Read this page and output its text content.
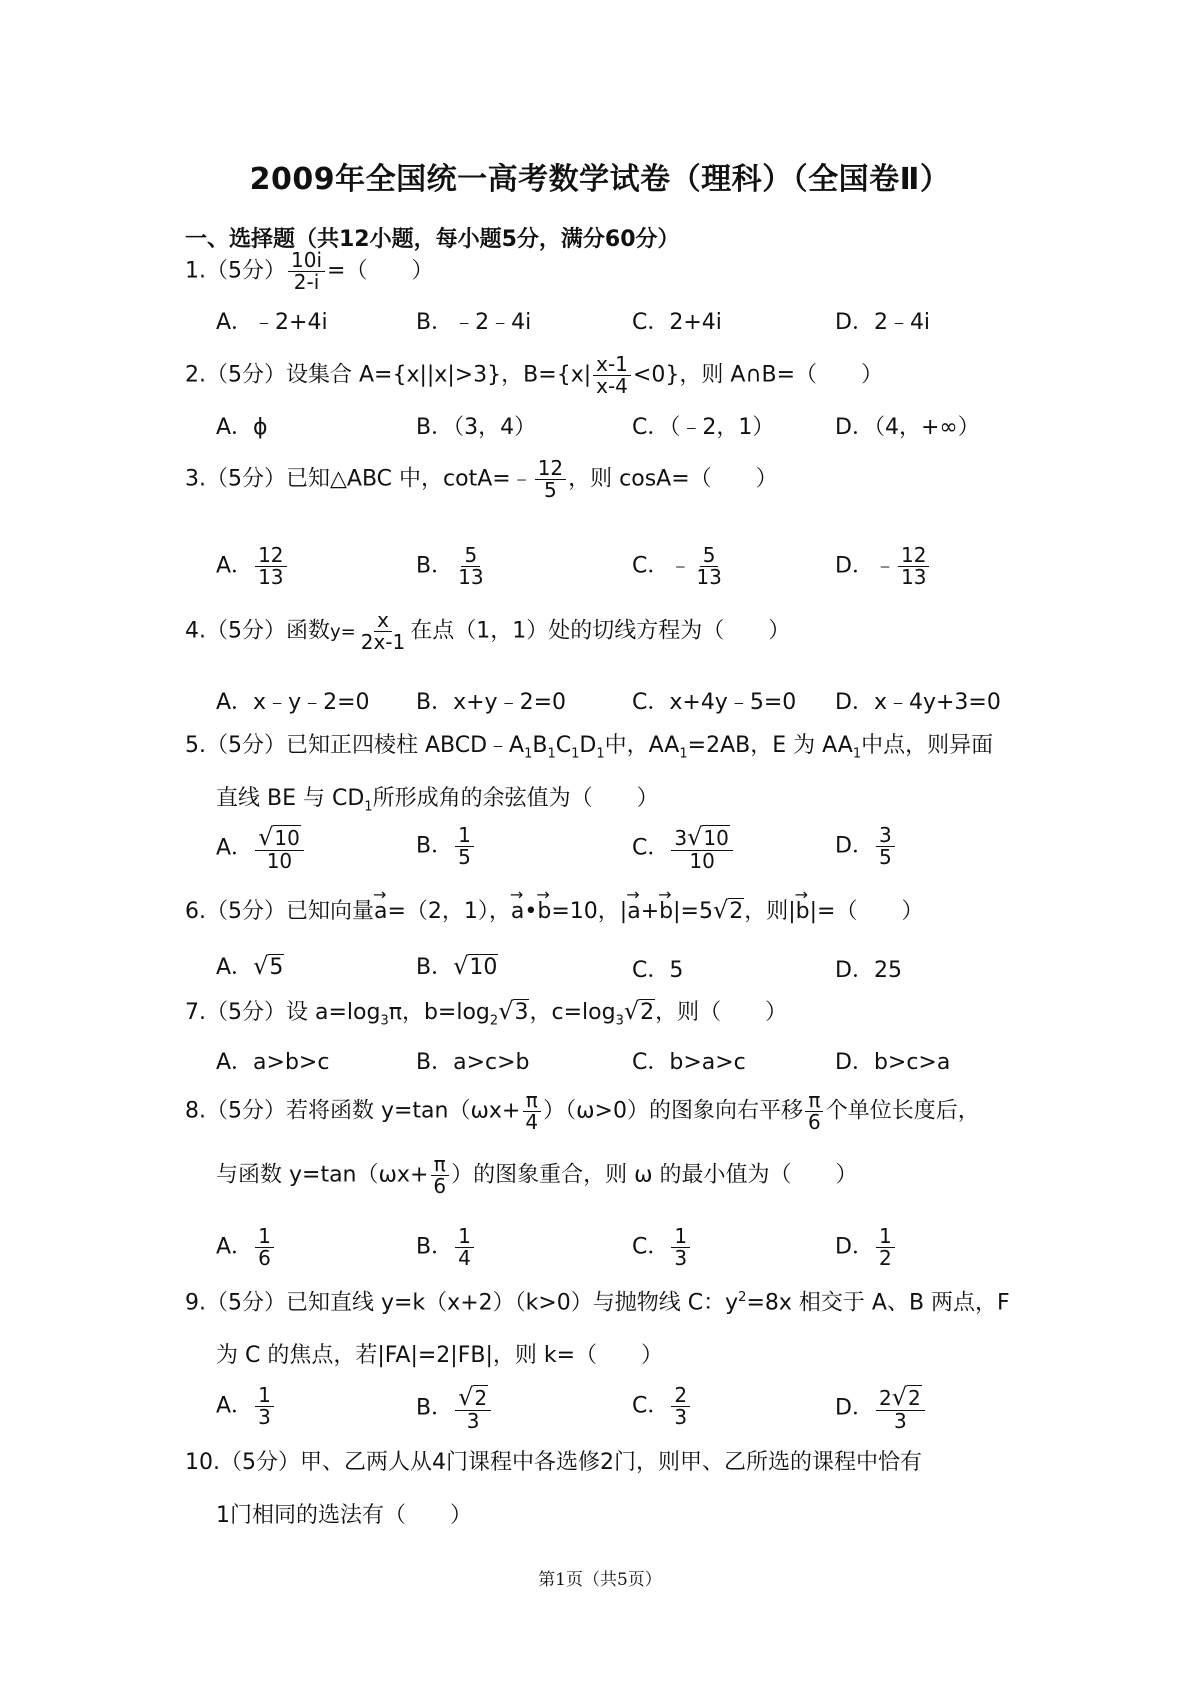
2009年全国统一高考数学试卷（理科）（全国卷Ⅱ）
一、选择题（共12小题，每小题5分，满分60分）
1.（5分） $\frac{10i}{2-i}$ =（　　）
A．﹣2+4i	B．﹣2﹣4i	C．2+4i	D．2﹣4i
2.（5分）设集合 A={x||x|>3}，$B=\{x| \frac{x-1}{x-4} <0\}$，则 A∩B=（　　）
A．ϕ	B．（3，4）	C．（﹣2，1）	D．（4，+∞）
3.（5分）已知△ABC 中，cotA=﹣ $\frac{12}{5}$ ，则 cosA=（　　）
A． $\frac{12}{13}$	B． $\frac{5}{13}$	C．﹣ $\frac{5}{13}$	D．﹣ $\frac{12}{13}$
4.（5分）函数$y= \frac{x}{2x-1}$ 在点（1，1）处的切线方程为（　　）
A．x﹣y﹣2=0 B．x+y﹣2=0	C．x+4y﹣5=0 D．x﹣4y+3=0
5.（5分）已知正四棱柱 $ABCD﹣A_1B_1C_1D_1$中，$AA_1=2AB$，E 为 $AA_1$中点，则异面
直线 BE 与 $CD_1$所形成角的余弦值为（　　）
A． $\frac{√10}{10}$	B． $\frac{1}{5}$	C． $\frac{3√10}{10}$	D． $\frac{3}{5}$
6.（5分）已知向量→ a=（2，1），→ a•→ b=10，|→ a+→ b|=5√2，则|→ b|=（　　）
A．√5	B．√10	C．5	D．25
7.（5分）设 $a=\log_3\pi$，$b=\log_2√3$，$c=\log_3√2$，则（　　）
A．a>b>c	B．a>c>b	C．b>a>c	D．b>c>a
8.（5分）若将函数 $y=\tan(\omega x+ \frac{\pi}{4} )(\omega>0)$的图象向右平移 $\frac{\pi}{6}$ 个单位长度后，
与函数 $y=\tan(\omega x+ \frac{\pi}{6}$ ）的图象重合，则 ω 的最小值为（　　）
A． $\frac{1}{6}$	B． $\frac{1}{4}$	C． $\frac{1}{3}$	D． $\frac{1}{2}$
9.（5分）已知直线 y=k（x+2）（k>0）与抛物线 C：$y^2=8x$ 相交于 A、B 两点，F
为 C 的焦点，若|FA|=2|FB|，则 k=（　　）
A． $\frac{1}{3}$	B． $\frac{√2}{3}$	C． $\frac{2}{3}$	D． $\frac{2√2}{3}$
10.（5分）甲、乙两人从4门课程中各选修2门，则甲、乙所选的课程中恰有
1门相同的选法有（　　）
第1页（共5页）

☆ ☆ ☆ ☆ ☆ ☆ ☆

Search the data for "frac". Copy every line that has it.

- _Output for this exercise_
1.（5分） $\frac{10i}{2-i}$ =（　　）
2.（5分）设集合 A={x||x|>3}，$B=\{x| \frac{x-1}{x-4} <0\}$，则 A∩B=（　　）
3.（5分）已知△ABC 中，cotA=﹣ $\frac{12}{5}$ ，则 cosA=（　　）
A． $\frac{12}{13}$	B． $\frac{5}{13}$	C．﹣ $\frac{5}{13}$	D．﹣ $\frac{12}{13}$
4.（5分）函数$y= \frac{x}{2x-1}$ 在点（1，1）处的切线方程为（　　）
A． $\frac{√10}{10}$	B． $\frac{1}{5}$	C． $\frac{3√10}{10}$	D． $\frac{3}{5}$
8.（5分）若将函数 $y=\tan(\omega x+ \frac{\pi}{4} )(\omega>0)$的图象向右平移 $\frac{\pi}{6}$ 个单位长度后，
与函数 $y=\tan(\omega x+ \frac{\pi}{6}$ ）的图象重合，则 ω 的最小值为（　　）
A． $\frac{1}{6}$	B． $\frac{1}{4}$	C． $\frac{1}{3}$	D． $\frac{1}{2}$
A． $\frac{1}{3}$	B． $\frac{√2}{3}$	C． $\frac{2}{3}$	D． $\frac{2√2}{3}$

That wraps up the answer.